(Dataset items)
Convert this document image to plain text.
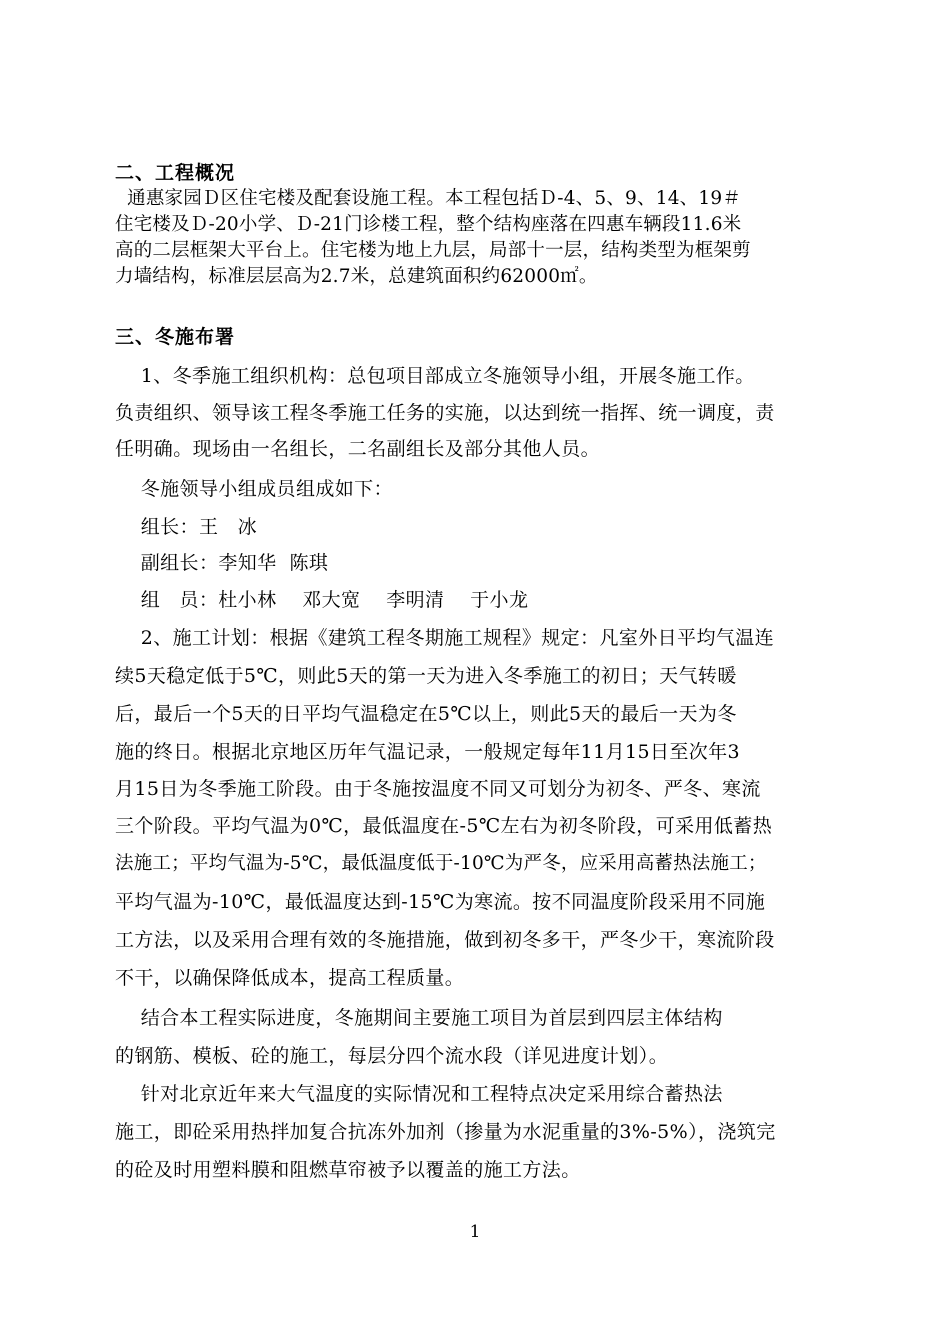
二、工程概况
通惠家园Ｄ区住宅楼及配套设施工程。本工程包括Ｄ-4、5、9、14、19＃
住宅楼及Ｄ-20小学、Ｄ-21门诊楼工程，整个结构座落在四惠车辆段11.6米
高的二层框架大平台上。住宅楼为地上九层，局部十一层，结构类型为框架剪
力墙结构，标准层层高为2.7米，总建筑面积约62000㎡。
三、冬施布署
1、冬季施工组织机构：总包项目部成立冬施领导小组，开展冬施工作。
负责组织、领导该工程冬季施工任务的实施，以达到统一指挥、统一调度，责
任明确。现场由一名组长，二名副组长及部分其他人员。
冬施领导小组成员组成如下：
组长：王   冰
副组长：李知华  陈琪
组   员：杜小林    邓大宽    李明清    于小龙
2、施工计划：根据《建筑工程冬期施工规程》规定：凡室外日平均气温连
续5天稳定低于5℃，则此5天的第一天为进入冬季施工的初日；天气转暖
后，最后一个5天的日平均气温稳定在5℃以上，则此5天的最后一天为冬
施的终日。根据北京地区历年气温记录，一般规定每年11月15日至次年3
月15日为冬季施工阶段。由于冬施按温度不同又可划分为初冬、严冬、寒流
三个阶段。平均气温为0℃，最低温度在-5℃左右为初冬阶段，可采用低蓄热
法施工；平均气温为-5℃，最低温度低于-10℃为严冬，应采用高蓄热法施工；
平均气温为-10℃，最低温度达到-15℃为寒流。按不同温度阶段采用不同施
工方法，以及采用合理有效的冬施措施，做到初冬多干，严冬少干，寒流阶段
不干，以确保降低成本，提高工程质量。
结合本工程实际进度，冬施期间主要施工项目为首层到四层主体结构
的钢筋、模板、砼的施工，每层分四个流水段（详见进度计划）。
针对北京近年来大气温度的实际情况和工程特点决定采用综合蓄热法
施工，即砼采用热拌加复合抗冻外加剂（掺量为水泥重量的3%-5%），浇筑完
的砼及时用塑料膜和阻燃草帘被予以覆盖的施工方法。
1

» **Problem to work on**:
Each entry gets copied exactly; the pictures stay out.

» **The solution**:
Convert this document image to plain text.
二、工程概况
通惠家园Ｄ区住宅楼及配套设施工程。本工程包括Ｄ-4、5、9、14、19＃
住宅楼及Ｄ-20小学、Ｄ-21门诊楼工程，整个结构座落在四惠车辆段11.6米
高的二层框架大平台上。住宅楼为地上九层，局部十一层，结构类型为框架剪
力墙结构，标准层层高为2.7米，总建筑面积约62000㎡。
三、冬施布署
1、冬季施工组织机构：总包项目部成立冬施领导小组，开展冬施工作。
负责组织、领导该工程冬季施工任务的实施，以达到统一指挥、统一调度，责
任明确。现场由一名组长，二名副组长及部分其他人员。
冬施领导小组成员组成如下：
组长：王   冰
副组长：李知华  陈琪
组   员：杜小林    邓大宽    李明清    于小龙
2、施工计划：根据《建筑工程冬期施工规程》规定：凡室外日平均气温连
续5天稳定低于5℃，则此5天的第一天为进入冬季施工的初日；天气转暖
后，最后一个5天的日平均气温稳定在5℃以上，则此5天的最后一天为冬
施的终日。根据北京地区历年气温记录，一般规定每年11月15日至次年3
月15日为冬季施工阶段。由于冬施按温度不同又可划分为初冬、严冬、寒流
三个阶段。平均气温为0℃，最低温度在-5℃左右为初冬阶段，可采用低蓄热
法施工；平均气温为-5℃，最低温度低于-10℃为严冬，应采用高蓄热法施工；
平均气温为-10℃，最低温度达到-15℃为寒流。按不同温度阶段采用不同施
工方法，以及采用合理有效的冬施措施，做到初冬多干，严冬少干，寒流阶段
不干，以确保降低成本，提高工程质量。
结合本工程实际进度，冬施期间主要施工项目为首层到四层主体结构
的钢筋、模板、砼的施工，每层分四个流水段（详见进度计划）。
针对北京近年来大气温度的实际情况和工程特点决定采用综合蓄热法
施工，即砼采用热拌加复合抗冻外加剂（掺量为水泥重量的3%-5%），浇筑完
的砼及时用塑料膜和阻燃草帘被予以覆盖的施工方法。
1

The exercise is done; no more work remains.